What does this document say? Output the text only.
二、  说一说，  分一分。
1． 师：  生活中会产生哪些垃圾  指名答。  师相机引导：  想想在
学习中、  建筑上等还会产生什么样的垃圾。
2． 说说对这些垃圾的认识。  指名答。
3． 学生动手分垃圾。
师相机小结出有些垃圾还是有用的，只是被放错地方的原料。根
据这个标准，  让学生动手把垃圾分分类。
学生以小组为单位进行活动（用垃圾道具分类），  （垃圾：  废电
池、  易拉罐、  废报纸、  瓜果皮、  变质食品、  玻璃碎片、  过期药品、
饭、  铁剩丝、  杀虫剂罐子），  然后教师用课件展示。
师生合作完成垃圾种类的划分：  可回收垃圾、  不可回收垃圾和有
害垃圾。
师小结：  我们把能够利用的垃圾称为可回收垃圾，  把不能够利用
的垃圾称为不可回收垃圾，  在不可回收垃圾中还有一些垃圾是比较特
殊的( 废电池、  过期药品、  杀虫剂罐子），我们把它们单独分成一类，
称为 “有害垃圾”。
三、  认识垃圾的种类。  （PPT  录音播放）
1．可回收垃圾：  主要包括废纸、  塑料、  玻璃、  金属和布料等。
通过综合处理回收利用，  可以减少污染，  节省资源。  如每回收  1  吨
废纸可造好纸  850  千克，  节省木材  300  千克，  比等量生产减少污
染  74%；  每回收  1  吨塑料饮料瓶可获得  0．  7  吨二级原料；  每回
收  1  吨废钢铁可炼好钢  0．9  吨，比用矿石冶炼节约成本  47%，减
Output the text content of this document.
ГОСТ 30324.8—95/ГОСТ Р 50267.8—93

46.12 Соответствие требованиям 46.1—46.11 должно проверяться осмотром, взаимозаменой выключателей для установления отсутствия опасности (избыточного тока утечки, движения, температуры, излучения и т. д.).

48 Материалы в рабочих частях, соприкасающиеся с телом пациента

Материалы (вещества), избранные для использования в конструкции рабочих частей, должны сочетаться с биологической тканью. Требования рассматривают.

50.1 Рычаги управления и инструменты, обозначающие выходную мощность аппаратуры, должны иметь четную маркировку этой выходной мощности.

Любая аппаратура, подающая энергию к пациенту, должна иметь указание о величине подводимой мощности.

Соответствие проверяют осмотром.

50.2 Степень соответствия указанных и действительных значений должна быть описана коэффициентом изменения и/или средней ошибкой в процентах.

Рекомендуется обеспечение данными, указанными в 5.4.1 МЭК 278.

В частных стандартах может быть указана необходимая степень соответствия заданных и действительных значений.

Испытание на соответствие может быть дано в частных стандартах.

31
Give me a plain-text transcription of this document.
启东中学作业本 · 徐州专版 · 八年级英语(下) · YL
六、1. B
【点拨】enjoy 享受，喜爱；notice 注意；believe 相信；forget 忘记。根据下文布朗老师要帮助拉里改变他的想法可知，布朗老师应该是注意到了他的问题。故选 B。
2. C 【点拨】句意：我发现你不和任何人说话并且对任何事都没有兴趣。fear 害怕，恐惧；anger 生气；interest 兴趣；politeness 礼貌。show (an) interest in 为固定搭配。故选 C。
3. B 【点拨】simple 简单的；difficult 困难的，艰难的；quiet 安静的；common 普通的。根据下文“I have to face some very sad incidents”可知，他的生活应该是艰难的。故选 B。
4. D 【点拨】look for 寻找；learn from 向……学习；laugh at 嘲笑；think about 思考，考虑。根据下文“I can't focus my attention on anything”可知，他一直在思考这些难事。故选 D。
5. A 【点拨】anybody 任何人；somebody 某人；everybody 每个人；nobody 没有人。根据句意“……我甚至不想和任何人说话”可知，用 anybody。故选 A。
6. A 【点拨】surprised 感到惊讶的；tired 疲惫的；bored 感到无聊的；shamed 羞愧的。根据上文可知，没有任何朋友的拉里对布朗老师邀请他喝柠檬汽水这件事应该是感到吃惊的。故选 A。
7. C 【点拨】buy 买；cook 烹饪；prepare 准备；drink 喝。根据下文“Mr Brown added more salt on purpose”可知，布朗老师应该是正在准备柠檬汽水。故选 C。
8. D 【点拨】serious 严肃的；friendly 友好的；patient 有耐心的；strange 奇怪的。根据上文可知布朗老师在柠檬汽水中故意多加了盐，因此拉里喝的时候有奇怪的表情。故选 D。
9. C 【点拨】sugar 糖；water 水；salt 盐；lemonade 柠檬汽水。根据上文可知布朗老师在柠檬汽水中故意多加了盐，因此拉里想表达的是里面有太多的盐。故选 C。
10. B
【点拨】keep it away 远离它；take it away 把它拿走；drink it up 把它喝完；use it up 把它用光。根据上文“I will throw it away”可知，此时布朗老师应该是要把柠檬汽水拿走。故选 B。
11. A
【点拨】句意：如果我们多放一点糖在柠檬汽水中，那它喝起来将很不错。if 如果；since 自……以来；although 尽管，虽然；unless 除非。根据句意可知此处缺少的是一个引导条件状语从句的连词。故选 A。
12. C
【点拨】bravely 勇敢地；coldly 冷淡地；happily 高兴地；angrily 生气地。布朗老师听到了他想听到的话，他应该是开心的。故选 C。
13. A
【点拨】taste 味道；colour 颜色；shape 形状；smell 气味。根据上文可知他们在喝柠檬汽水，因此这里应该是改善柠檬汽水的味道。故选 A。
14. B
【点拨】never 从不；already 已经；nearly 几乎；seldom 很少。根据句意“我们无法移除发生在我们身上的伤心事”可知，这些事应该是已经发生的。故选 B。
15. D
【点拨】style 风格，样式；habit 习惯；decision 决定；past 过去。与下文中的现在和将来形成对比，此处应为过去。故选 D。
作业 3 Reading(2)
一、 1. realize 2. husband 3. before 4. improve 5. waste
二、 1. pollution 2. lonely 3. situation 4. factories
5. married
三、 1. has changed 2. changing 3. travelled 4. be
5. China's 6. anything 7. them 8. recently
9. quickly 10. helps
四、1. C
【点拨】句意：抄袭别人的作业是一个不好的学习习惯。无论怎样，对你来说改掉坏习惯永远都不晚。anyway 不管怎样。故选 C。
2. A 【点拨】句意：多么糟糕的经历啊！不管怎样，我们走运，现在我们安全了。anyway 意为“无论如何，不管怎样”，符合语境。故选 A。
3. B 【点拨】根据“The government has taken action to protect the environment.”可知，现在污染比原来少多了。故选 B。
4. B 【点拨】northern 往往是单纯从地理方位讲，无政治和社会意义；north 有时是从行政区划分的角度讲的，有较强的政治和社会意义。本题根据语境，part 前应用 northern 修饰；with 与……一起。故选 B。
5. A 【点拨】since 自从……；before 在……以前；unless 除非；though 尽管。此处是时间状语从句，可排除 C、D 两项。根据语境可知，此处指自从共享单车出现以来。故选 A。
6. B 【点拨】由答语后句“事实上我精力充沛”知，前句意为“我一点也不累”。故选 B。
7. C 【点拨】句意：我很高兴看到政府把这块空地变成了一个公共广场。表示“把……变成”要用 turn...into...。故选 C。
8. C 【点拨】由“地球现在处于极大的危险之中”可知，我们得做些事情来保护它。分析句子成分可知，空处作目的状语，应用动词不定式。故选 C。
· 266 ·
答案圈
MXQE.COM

* [Your objective]
Restate the data above word for word, please.

* [Answer to the task]
What does this document say? Output the text only.
二、  说一说，  分一分。
1． 师：  生活中会产生哪些垃圾  指名答。  师相机引导：  想想在
学习中、  建筑上等还会产生什么样的垃圾。
2． 说说对这些垃圾的认识。  指名答。
3． 学生动手分垃圾。
师相机小结出有些垃圾还是有用的，只是被放错地方的原料。根
据这个标准，  让学生动手把垃圾分分类。
学生以小组为单位进行活动（用垃圾道具分类），  （垃圾：  废电
池、  易拉罐、  废报纸、  瓜果皮、  变质食品、  玻璃碎片、  过期药品、
饭、  铁剩丝、  杀虫剂罐子），  然后教师用课件展示。
师生合作完成垃圾种类的划分：  可回收垃圾、  不可回收垃圾和有
害垃圾。
师小结：  我们把能够利用的垃圾称为可回收垃圾，  把不能够利用
的垃圾称为不可回收垃圾，  在不可回收垃圾中还有一些垃圾是比较特
殊的( 废电池、  过期药品、  杀虫剂罐子），我们把它们单独分成一类，
称为 “有害垃圾”。
三、  认识垃圾的种类。  （PPT  录音播放）
1．可回收垃圾：  主要包括废纸、  塑料、  玻璃、  金属和布料等。
通过综合处理回收利用，  可以减少污染，  节省资源。  如每回收  1  吨
废纸可造好纸  850  千克，  节省木材  300  千克，  比等量生产减少污
染  74%；  每回收  1  吨塑料饮料瓶可获得  0．  7  吨二级原料；  每回
收  1  吨废钢铁可炼好钢  0．9  吨，比用矿石冶炼节约成本  47%，减
Output the text content of this document.
ГОСТ 30324.8—95/ГОСТ Р 50267.8—93

46.12 Соответствие требованиям 46.1—46.11 должно проверяться осмотром, взаимозаменой выключателей для установления отсутствия опасности (избыточного тока утечки, движения, температуры, излучения и т. д.).

48 Материалы в рабочих частях, соприкасающиеся с телом пациента

Материалы (вещества), избранные для использования в конструкции рабочих частей, должны сочетаться с биологической тканью. Требования рассматривают.

50.1 Рычаги управления и инструменты, обозначающие выходную мощность аппаратуры, должны иметь четную маркировку этой выходной мощности.

Любая аппаратура, подающая энергию к пациенту, должна иметь указание о величине подводимой мощности.

Соответствие проверяют осмотром.

50.2 Степень соответствия указанных и действительных значений должна быть описана коэффициентом изменения и/или средней ошибкой в процентах.

Рекомендуется обеспечение данными, указанными в 5.4.1 МЭК 278.

В частных стандартах может быть указана необходимая степень соответствия заданных и действительных значений.

Испытание на соответствие может быть дано в частных стандартах.

31
Give me a plain-text transcription of this document.
启东中学作业本 · 徐州专版 · 八年级英语(下) · YL
六、1. B
【点拨】enjoy 享受，喜爱；notice 注意；believe 相信；forget 忘记。根据下文布朗老师要帮助拉里改变他的想法可知，布朗老师应该是注意到了他的问题。故选 B。
2. C 【点拨】句意：我发现你不和任何人说话并且对任何事都没有兴趣。fear 害怕，恐惧；anger 生气；interest 兴趣；politeness 礼貌。show (an) interest in 为固定搭配。故选 C。
3. B 【点拨】simple 简单的；difficult 困难的，艰难的；quiet 安静的；common 普通的。根据下文“I have to face some very sad incidents”可知，他的生活应该是艰难的。故选 B。
4. D 【点拨】look for 寻找；learn from 向……学习；laugh at 嘲笑；think about 思考，考虑。根据下文“I can't focus my attention on anything”可知，他一直在思考这些难事。故选 D。
5. A 【点拨】anybody 任何人；somebody 某人；everybody 每个人；nobody 没有人。根据句意“……我甚至不想和任何人说话”可知，用 anybody。故选 A。
6. A 【点拨】surprised 感到惊讶的；tired 疲惫的；bored 感到无聊的；shamed 羞愧的。根据上文可知，没有任何朋友的拉里对布朗老师邀请他喝柠檬汽水这件事应该是感到吃惊的。故选 A。
7. C 【点拨】buy 买；cook 烹饪；prepare 准备；drink 喝。根据下文“Mr Brown added more salt on purpose”可知，布朗老师应该是正在准备柠檬汽水。故选 C。
8. D 【点拨】serious 严肃的；friendly 友好的；patient 有耐心的；strange 奇怪的。根据上文可知布朗老师在柠檬汽水中故意多加了盐，因此拉里喝的时候有奇怪的表情。故选 D。
9. C 【点拨】sugar 糖；water 水；salt 盐；lemonade 柠檬汽水。根据上文可知布朗老师在柠檬汽水中故意多加了盐，因此拉里想表达的是里面有太多的盐。故选 C。
10. B
【点拨】keep it away 远离它；take it away 把它拿走；drink it up 把它喝完；use it up 把它用光。根据上文“I will throw it away”可知，此时布朗老师应该是要把柠檬汽水拿走。故选 B。
11. A
【点拨】句意：如果我们多放一点糖在柠檬汽水中，那它喝起来将很不错。if 如果；since 自……以来；although 尽管，虽然；unless 除非。根据句意可知此处缺少的是一个引导条件状语从句的连词。故选 A。
12. C
【点拨】bravely 勇敢地；coldly 冷淡地；happily 高兴地；angrily 生气地。布朗老师听到了他想听到的话，他应该是开心的。故选 C。
13. A
【点拨】taste 味道；colour 颜色；shape 形状；smell 气味。根据上文可知他们在喝柠檬汽水，因此这里应该是改善柠檬汽水的味道。故选 A。
14. B
【点拨】never 从不；already 已经；nearly 几乎；seldom 很少。根据句意“我们无法移除发生在我们身上的伤心事”可知，这些事应该是已经发生的。故选 B。
15. D
【点拨】style 风格，样式；habit 习惯；decision 决定；past 过去。与下文中的现在和将来形成对比，此处应为过去。故选 D。
作业 3 Reading(2)
一、 1. realize 2. husband 3. before 4. improve 5. waste
二、 1. pollution 2. lonely 3. situation 4. factories
5. married
三、 1. has changed 2. changing 3. travelled 4. be
5. China's 6. anything 7. them 8. recently
9. quickly 10. helps
四、1. C
【点拨】句意：抄袭别人的作业是一个不好的学习习惯。无论怎样，对你来说改掉坏习惯永远都不晚。anyway 不管怎样。故选 C。
2. A 【点拨】句意：多么糟糕的经历啊！不管怎样，我们走运，现在我们安全了。anyway 意为“无论如何，不管怎样”，符合语境。故选 A。
3. B 【点拨】根据“The government has taken action to protect the environment.”可知，现在污染比原来少多了。故选 B。
4. B 【点拨】northern 往往是单纯从地理方位讲，无政治和社会意义；north 有时是从行政区划分的角度讲的，有较强的政治和社会意义。本题根据语境，part 前应用 northern 修饰；with 与……一起。故选 B。
5. A 【点拨】since 自从……；before 在……以前；unless 除非；though 尽管。此处是时间状语从句，可排除 C、D 两项。根据语境可知，此处指自从共享单车出现以来。故选 A。
6. B 【点拨】由答语后句“事实上我精力充沛”知，前句意为“我一点也不累”。故选 B。
7. C 【点拨】句意：我很高兴看到政府把这块空地变成了一个公共广场。表示“把……变成”要用 turn...into...。故选 C。
8. C 【点拨】由“地球现在处于极大的危险之中”可知，我们得做些事情来保护它。分析句子成分可知，空处作目的状语，应用动词不定式。故选 C。
· 266 ·
答案圈
MXQE.COM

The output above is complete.